DIRECTIONS FOR THIS TASK: Write out the material without alteration, beginning at its first line and stopping after the line that contains "index-item-label: Ventilation —".

Collected data
◇ ◇ ◇ ◇
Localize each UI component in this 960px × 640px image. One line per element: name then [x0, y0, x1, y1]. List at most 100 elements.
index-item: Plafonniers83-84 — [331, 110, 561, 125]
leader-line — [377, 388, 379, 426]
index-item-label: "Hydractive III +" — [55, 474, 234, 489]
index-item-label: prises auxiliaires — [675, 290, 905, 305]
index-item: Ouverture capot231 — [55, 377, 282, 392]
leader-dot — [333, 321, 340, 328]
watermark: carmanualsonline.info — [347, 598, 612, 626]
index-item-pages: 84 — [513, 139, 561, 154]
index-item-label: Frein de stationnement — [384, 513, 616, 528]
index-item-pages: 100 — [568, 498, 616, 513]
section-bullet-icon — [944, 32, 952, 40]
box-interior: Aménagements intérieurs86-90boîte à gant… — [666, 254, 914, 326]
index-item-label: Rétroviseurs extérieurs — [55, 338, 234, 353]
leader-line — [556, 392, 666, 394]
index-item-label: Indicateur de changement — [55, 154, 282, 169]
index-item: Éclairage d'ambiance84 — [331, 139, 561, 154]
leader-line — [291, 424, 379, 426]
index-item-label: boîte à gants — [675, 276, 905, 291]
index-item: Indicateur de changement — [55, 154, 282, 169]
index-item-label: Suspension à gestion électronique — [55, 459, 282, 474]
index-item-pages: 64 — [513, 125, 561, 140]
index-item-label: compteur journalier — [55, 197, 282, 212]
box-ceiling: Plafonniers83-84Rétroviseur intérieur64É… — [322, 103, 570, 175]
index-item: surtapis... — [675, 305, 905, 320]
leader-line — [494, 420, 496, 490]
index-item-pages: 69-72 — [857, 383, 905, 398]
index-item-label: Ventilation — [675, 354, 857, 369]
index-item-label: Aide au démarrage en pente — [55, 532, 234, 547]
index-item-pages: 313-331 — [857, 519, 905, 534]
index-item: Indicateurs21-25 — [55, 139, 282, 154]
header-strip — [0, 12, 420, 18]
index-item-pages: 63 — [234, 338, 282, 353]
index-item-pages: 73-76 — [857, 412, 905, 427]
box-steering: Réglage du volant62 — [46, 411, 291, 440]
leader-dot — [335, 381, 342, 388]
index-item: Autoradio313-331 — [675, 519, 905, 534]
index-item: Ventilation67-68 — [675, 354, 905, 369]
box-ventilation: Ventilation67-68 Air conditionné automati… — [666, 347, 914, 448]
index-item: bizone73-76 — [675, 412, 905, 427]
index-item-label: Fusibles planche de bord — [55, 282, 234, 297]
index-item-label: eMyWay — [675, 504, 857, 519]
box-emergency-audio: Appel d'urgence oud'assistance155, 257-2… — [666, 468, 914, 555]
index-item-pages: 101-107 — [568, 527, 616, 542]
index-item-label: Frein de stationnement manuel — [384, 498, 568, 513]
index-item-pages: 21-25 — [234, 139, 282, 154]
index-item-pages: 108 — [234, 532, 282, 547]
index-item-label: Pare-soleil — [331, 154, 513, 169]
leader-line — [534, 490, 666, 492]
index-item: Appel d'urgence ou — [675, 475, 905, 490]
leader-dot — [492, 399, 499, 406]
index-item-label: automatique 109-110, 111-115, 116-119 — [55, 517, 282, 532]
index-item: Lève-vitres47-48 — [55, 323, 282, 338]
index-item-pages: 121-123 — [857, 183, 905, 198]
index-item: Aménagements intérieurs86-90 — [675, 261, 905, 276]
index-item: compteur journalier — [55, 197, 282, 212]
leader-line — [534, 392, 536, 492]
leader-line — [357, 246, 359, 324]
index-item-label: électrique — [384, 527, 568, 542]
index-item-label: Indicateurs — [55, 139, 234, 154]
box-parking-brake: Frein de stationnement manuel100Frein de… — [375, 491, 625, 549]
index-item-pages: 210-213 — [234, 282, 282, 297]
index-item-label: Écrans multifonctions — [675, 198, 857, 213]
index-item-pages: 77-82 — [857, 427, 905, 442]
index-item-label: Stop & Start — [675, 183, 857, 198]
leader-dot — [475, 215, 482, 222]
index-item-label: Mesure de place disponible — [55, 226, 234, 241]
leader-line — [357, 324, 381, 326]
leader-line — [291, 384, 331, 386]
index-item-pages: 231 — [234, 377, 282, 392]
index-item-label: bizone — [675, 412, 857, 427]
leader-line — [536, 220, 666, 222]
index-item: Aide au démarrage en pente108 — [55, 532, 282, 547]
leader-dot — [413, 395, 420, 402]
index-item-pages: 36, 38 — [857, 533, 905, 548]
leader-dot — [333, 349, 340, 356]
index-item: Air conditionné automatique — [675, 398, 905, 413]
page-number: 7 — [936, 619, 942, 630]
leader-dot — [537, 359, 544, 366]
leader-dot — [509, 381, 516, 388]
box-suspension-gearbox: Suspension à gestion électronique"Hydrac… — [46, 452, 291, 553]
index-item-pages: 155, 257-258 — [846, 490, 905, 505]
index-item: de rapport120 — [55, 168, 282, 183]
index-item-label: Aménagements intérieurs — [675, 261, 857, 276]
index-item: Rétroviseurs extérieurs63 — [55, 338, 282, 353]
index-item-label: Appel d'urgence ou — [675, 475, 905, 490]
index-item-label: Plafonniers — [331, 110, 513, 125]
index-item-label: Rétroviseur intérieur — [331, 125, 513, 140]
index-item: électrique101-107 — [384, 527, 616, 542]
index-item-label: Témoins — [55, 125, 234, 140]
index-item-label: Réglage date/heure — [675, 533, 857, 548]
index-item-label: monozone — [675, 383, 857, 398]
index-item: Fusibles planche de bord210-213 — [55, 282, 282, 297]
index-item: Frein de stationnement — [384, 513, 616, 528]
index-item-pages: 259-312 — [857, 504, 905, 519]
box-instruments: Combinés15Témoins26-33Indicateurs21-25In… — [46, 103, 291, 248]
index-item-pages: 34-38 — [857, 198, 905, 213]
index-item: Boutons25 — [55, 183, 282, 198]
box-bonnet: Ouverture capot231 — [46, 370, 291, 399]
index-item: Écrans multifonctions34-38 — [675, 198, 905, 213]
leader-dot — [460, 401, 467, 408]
◇ ◇ ◇ ◇
FINISHED EXERCISE:
Localize each UI component in this 960px × 640px image. One line per element: name then [x0, y0, x1, y1]. List at most 100 elements.
index-item: Plafonniers83-84 — [331, 110, 561, 125]
leader-line — [377, 388, 379, 426]
index-item-label: "Hydractive III +" — [55, 474, 234, 489]
index-item-label: prises auxiliaires — [675, 290, 905, 305]
index-item: Ouverture capot231 — [55, 377, 282, 392]
leader-dot — [333, 321, 340, 328]
watermark: carmanualsonline.info — [347, 598, 612, 626]
index-item-pages: 84 — [513, 139, 561, 154]
index-item-label: Frein de stationnement — [384, 513, 616, 528]
index-item-pages: 100 — [568, 498, 616, 513]
section-bullet-icon — [944, 32, 952, 40]
box-interior: Aménagements intérieurs86-90boîte à gant… — [666, 254, 914, 326]
index-item-label: Rétroviseurs extérieurs — [55, 338, 234, 353]
leader-line — [556, 392, 666, 394]
index-item-label: Indicateur de changement — [55, 154, 282, 169]
index-item: Éclairage d'ambiance84 — [331, 139, 561, 154]
leader-line — [291, 424, 379, 426]
index-item-label: boîte à gants — [675, 276, 905, 291]
index-item: Indicateur de changement — [55, 154, 282, 169]
index-item-label: Suspension à gestion électronique — [55, 459, 282, 474]
index-item-pages: 64 — [513, 125, 561, 140]
index-item-label: compteur journalier — [55, 197, 282, 212]
box-ceiling: Plafonniers83-84Rétroviseur intérieur64É… — [322, 103, 570, 175]
index-item: surtapis... — [675, 305, 905, 320]
leader-line — [494, 420, 496, 490]
index-item-pages: 69-72 — [857, 383, 905, 398]
index-item-label: Ventilation — [675, 354, 857, 369]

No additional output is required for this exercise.